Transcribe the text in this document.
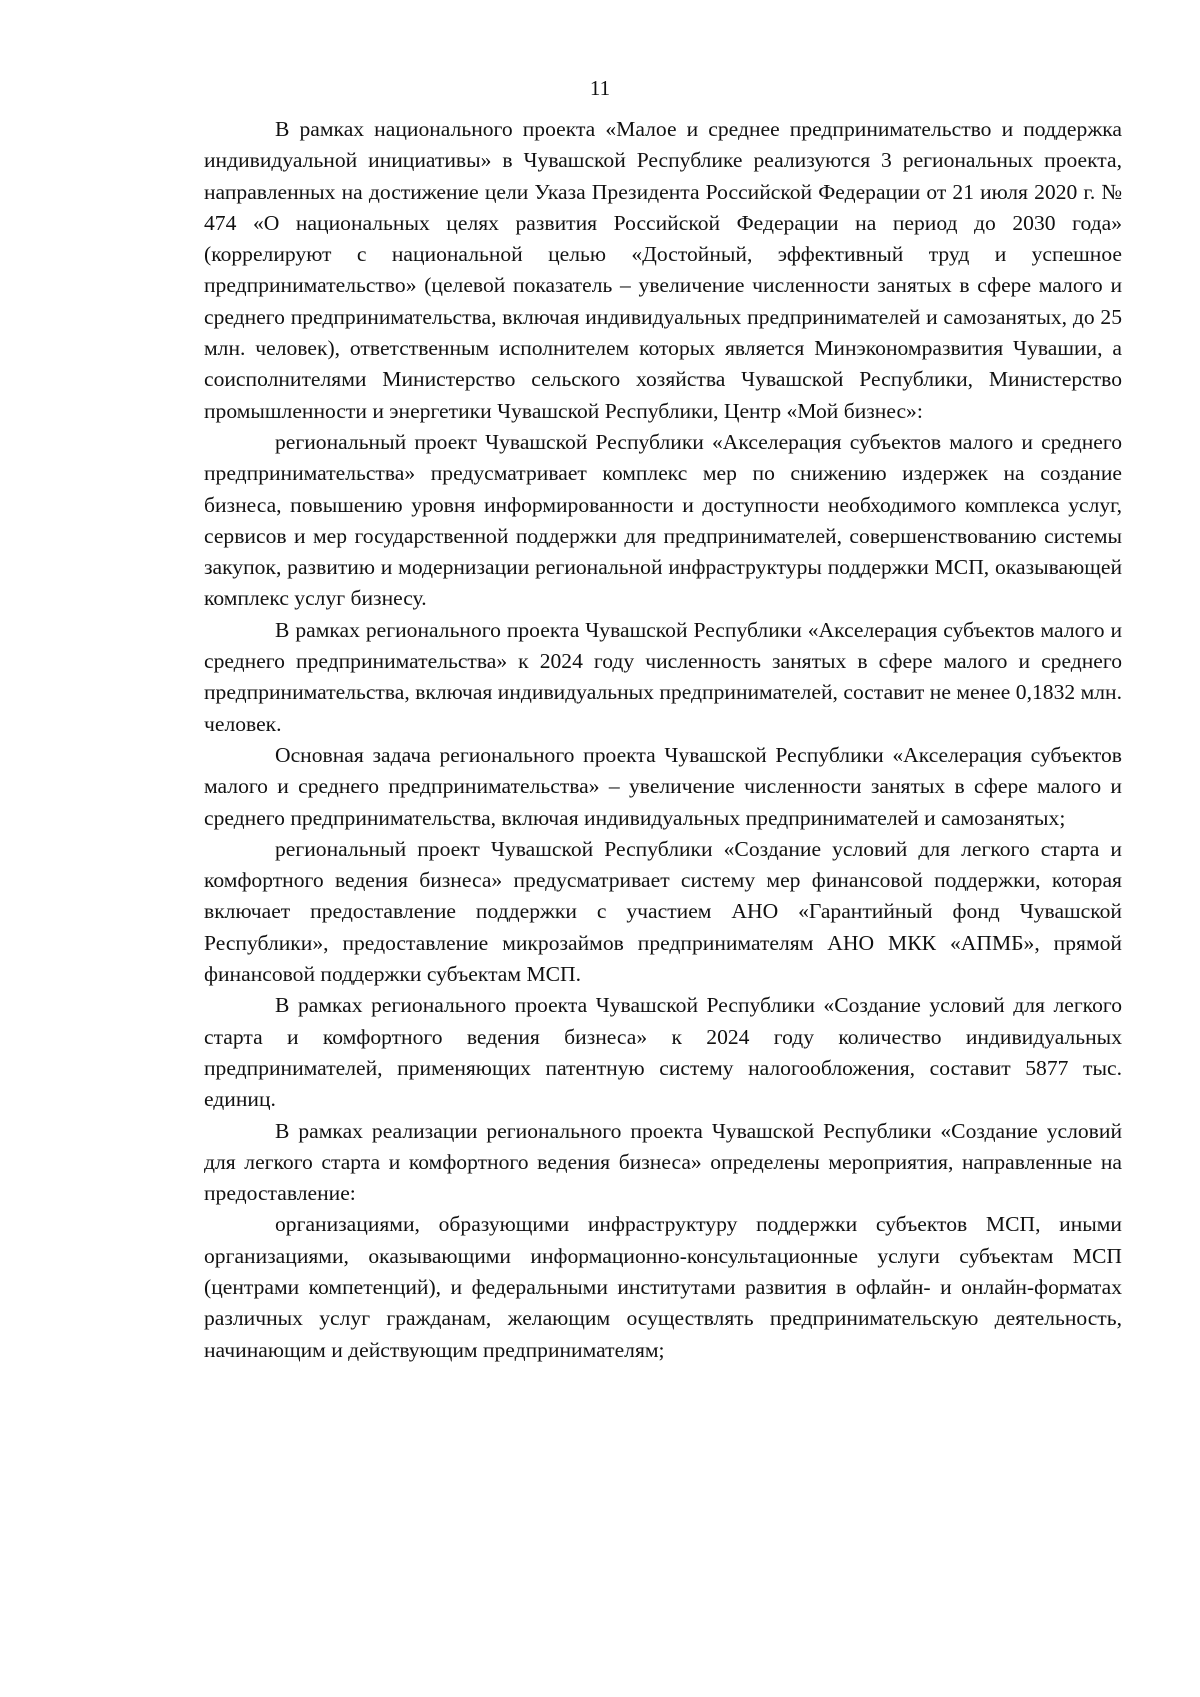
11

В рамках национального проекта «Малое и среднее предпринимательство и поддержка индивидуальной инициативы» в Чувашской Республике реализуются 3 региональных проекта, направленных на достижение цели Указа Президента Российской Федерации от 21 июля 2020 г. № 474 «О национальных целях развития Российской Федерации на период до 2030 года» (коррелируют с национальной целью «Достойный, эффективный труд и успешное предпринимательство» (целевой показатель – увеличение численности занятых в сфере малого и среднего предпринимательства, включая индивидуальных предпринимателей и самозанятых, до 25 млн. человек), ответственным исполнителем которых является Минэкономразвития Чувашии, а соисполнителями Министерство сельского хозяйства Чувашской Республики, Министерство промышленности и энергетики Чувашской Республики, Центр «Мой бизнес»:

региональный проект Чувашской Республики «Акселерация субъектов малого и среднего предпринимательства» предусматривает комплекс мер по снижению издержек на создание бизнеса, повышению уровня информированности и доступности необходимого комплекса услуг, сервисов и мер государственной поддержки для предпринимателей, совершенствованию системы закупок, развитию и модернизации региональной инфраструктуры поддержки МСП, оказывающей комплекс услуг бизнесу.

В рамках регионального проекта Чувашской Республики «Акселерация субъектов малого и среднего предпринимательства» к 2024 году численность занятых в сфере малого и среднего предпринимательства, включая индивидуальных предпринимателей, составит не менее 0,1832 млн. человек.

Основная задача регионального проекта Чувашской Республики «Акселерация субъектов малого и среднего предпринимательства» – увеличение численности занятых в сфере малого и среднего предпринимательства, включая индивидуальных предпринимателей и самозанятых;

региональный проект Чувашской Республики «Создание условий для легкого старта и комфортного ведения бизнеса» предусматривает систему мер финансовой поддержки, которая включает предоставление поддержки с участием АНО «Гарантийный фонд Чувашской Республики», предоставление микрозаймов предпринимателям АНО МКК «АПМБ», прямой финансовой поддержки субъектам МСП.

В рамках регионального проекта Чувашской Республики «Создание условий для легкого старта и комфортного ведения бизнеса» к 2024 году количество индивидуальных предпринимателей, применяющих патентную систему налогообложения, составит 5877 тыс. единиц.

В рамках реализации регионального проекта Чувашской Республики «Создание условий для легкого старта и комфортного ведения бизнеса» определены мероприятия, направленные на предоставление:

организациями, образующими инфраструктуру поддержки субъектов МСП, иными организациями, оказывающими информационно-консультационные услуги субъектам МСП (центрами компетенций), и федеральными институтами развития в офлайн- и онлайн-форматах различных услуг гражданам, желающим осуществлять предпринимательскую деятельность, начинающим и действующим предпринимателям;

---

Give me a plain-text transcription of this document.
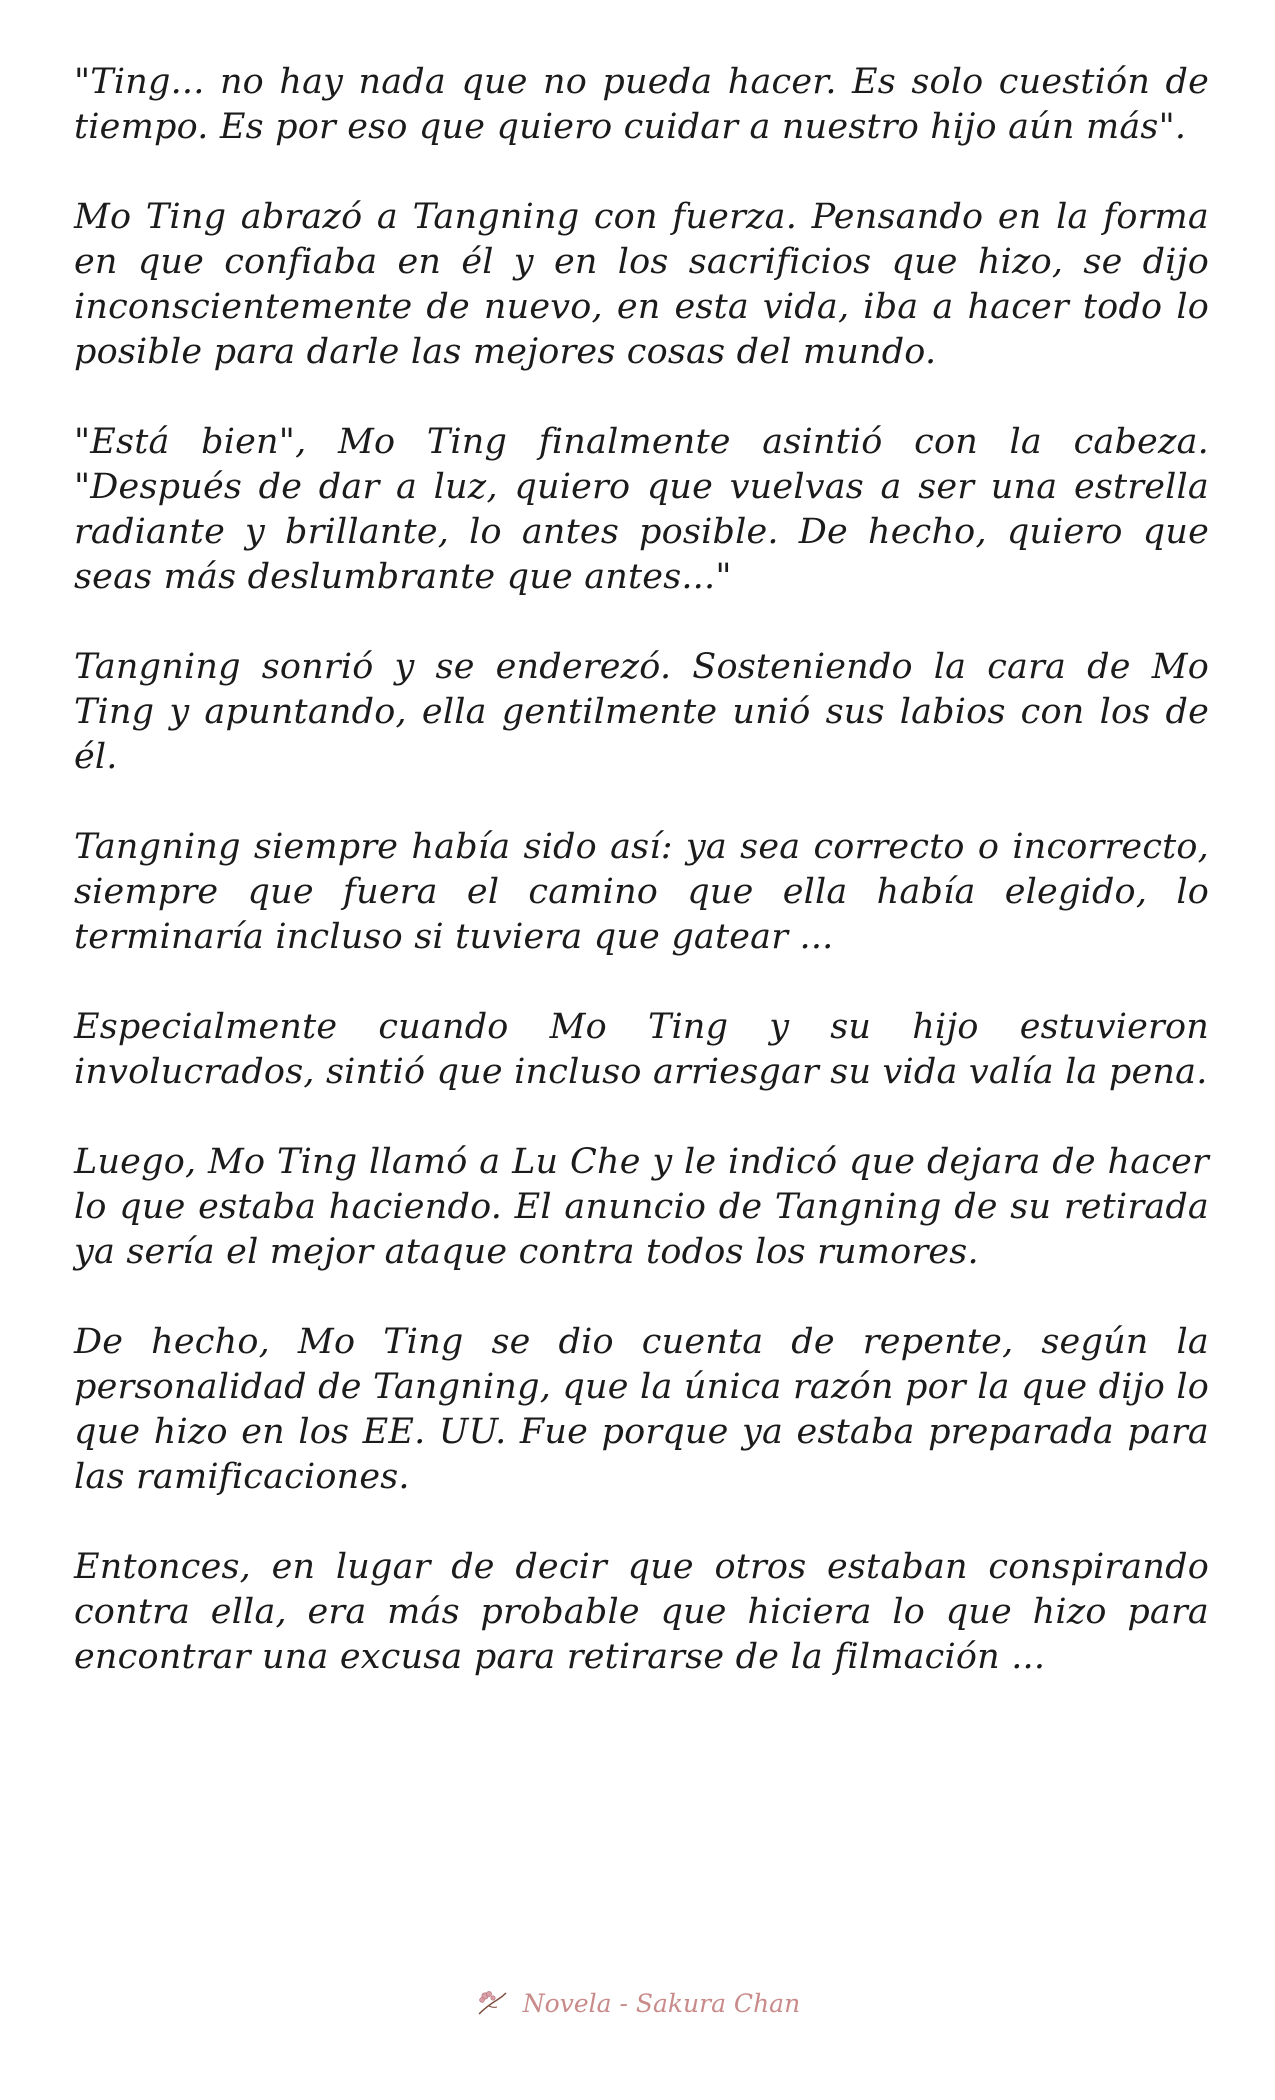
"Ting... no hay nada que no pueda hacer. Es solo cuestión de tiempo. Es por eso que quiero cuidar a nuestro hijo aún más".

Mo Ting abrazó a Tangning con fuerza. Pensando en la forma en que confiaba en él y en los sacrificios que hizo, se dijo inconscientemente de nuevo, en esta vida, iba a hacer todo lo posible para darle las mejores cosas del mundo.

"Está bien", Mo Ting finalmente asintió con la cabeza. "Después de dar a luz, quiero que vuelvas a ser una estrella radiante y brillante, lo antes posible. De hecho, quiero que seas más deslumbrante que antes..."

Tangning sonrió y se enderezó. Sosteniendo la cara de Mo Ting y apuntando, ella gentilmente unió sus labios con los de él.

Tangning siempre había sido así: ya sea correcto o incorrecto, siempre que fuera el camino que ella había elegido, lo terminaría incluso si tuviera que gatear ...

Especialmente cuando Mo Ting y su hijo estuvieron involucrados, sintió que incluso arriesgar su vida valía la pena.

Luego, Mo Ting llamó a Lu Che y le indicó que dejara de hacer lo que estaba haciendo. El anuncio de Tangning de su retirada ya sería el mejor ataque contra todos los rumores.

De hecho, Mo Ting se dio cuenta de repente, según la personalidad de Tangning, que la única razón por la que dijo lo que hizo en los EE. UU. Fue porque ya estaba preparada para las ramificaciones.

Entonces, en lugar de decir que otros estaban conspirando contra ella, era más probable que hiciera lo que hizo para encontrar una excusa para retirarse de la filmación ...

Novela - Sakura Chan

---

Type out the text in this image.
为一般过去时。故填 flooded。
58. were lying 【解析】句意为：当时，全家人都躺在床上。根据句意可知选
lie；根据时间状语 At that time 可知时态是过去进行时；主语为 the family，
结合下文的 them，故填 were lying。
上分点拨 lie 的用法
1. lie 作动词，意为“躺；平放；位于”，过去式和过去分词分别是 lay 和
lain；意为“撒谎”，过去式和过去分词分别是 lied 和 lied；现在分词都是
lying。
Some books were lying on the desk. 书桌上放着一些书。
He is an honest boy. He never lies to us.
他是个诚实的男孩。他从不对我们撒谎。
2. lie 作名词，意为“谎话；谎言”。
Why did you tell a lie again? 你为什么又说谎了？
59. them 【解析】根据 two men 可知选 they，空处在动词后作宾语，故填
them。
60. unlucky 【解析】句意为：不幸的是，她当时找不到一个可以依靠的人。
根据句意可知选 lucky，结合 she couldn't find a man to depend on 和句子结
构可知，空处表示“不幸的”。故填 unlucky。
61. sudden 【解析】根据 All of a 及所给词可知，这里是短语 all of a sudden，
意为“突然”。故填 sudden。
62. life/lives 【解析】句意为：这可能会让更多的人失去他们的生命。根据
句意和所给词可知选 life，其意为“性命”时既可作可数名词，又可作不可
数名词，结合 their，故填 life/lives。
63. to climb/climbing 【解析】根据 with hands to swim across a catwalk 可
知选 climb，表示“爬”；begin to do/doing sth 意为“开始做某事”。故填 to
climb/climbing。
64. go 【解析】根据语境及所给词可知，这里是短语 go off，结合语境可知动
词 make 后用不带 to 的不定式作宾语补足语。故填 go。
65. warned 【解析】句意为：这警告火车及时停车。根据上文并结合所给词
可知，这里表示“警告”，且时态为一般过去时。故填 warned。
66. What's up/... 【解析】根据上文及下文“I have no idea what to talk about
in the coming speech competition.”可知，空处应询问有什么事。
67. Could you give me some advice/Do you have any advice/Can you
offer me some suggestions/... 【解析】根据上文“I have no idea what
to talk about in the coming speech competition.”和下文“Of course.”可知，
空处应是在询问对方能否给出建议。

---

_Your goal_.
In how many lines of the data does the string "have" appear? Give only the number.

_Worked solution_.
3